[Task statement]
Please list all lines of the material below in which the string "that" occurs.

______________________________

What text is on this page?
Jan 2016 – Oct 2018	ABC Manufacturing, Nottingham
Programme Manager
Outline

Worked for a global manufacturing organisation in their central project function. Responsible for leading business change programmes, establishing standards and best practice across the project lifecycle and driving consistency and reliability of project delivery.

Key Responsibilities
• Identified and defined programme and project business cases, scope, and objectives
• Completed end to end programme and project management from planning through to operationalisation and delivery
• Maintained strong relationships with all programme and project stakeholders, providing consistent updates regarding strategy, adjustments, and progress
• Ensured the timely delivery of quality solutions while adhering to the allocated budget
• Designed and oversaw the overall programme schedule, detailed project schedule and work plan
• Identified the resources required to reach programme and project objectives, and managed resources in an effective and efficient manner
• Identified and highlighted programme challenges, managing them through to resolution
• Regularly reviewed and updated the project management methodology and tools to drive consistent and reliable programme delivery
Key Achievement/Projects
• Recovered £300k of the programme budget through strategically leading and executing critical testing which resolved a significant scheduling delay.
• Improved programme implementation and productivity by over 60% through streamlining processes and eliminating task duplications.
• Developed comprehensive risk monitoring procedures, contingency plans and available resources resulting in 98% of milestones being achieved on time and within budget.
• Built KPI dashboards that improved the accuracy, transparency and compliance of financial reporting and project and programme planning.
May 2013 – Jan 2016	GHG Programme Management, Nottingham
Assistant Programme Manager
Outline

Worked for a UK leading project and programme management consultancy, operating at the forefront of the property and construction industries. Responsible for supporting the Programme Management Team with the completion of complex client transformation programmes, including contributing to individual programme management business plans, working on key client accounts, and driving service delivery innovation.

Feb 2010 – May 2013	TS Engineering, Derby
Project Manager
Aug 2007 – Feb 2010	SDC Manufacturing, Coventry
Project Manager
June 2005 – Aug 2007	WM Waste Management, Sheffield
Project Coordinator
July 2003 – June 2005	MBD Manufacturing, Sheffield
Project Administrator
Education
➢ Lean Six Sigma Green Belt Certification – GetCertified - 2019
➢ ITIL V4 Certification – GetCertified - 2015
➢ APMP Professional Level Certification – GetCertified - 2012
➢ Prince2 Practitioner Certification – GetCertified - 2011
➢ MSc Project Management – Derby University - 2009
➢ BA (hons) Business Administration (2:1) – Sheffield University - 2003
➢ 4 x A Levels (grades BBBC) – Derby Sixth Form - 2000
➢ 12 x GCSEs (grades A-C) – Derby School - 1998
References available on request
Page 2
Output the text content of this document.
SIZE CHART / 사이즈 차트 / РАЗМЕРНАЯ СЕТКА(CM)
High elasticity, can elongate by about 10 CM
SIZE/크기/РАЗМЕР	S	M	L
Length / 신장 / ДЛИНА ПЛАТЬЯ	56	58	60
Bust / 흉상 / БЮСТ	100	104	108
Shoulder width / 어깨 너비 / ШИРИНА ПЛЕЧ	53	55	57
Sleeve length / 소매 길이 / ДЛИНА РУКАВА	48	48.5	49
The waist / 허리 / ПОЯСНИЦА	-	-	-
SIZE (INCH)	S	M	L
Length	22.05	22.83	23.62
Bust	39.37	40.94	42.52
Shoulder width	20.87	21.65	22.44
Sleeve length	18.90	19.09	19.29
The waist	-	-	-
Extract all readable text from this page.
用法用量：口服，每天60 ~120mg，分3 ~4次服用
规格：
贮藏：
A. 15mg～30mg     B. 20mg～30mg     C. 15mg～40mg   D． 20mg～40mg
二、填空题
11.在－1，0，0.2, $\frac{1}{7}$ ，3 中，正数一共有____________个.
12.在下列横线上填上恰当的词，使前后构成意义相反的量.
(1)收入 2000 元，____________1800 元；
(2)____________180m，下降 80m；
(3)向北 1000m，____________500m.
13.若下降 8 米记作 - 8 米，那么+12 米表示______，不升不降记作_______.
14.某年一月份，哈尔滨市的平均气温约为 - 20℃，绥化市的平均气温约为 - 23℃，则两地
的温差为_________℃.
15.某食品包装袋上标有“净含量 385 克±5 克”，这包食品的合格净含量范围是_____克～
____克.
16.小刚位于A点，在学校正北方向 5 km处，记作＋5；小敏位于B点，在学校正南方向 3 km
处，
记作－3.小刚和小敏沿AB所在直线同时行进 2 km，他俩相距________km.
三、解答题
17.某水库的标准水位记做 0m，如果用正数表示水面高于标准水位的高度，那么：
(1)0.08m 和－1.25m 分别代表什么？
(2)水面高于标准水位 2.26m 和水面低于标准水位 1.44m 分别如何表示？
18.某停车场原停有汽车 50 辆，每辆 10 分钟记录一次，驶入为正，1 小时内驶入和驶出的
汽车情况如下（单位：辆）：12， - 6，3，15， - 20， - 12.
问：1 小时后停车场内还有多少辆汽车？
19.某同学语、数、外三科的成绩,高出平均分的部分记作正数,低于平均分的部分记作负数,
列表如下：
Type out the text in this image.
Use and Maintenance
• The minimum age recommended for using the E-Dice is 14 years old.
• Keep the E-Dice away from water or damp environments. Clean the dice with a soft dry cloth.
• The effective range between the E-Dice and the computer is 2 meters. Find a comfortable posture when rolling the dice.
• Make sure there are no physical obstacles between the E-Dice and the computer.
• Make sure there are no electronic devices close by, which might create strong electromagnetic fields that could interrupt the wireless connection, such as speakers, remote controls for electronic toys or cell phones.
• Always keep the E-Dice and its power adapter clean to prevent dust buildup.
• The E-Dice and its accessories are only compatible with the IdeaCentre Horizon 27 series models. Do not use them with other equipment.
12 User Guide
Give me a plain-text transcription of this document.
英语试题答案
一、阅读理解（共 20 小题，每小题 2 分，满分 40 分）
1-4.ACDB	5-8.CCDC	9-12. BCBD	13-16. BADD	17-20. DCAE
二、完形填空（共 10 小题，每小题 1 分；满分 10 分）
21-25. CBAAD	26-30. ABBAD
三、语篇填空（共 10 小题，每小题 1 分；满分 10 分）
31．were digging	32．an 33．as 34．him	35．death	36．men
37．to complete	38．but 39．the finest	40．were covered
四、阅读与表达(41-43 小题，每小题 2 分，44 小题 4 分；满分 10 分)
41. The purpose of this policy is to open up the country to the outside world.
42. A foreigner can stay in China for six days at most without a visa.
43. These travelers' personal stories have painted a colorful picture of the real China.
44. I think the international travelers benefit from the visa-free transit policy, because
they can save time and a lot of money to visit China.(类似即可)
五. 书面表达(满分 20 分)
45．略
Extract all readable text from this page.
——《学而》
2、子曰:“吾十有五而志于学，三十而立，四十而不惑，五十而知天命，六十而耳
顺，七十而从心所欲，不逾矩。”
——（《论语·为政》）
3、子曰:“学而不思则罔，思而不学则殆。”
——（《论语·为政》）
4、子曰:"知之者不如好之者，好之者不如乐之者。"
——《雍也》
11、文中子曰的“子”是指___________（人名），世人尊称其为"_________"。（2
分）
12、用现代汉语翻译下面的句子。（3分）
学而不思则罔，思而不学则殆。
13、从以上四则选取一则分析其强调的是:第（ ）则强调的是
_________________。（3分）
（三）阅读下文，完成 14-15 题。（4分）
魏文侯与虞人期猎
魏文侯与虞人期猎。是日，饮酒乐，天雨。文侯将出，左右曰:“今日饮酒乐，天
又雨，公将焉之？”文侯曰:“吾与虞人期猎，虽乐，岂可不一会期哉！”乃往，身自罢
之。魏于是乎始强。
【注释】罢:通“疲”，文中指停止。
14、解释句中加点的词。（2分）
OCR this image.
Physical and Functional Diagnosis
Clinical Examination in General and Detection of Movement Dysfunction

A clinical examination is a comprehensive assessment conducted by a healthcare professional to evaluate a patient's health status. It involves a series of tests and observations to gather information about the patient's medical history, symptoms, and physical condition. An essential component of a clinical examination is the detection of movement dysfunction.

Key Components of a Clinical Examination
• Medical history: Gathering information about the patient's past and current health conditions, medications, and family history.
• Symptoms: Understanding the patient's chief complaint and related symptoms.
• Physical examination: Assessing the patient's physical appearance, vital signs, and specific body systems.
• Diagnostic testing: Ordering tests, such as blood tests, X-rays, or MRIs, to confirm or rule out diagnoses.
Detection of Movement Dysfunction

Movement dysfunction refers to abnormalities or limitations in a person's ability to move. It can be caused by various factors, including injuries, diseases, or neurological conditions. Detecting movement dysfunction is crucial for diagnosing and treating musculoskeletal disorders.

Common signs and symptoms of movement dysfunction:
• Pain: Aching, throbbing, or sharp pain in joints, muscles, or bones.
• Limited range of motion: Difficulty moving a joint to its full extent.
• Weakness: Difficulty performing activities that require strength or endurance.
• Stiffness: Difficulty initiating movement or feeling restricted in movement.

______________________________

[Reply]
• Built KPI dashboards that improved the accuracy, transparency and compliance of financial reporting and project and programme planning.
• Make sure there are no electronic devices close by, which might create strong electromagnetic fields that could interrupt the wireless connection, such as speakers, remote controls for electronic toys or cell phones.
• Weakness: Difficulty performing activities that require strength or endurance.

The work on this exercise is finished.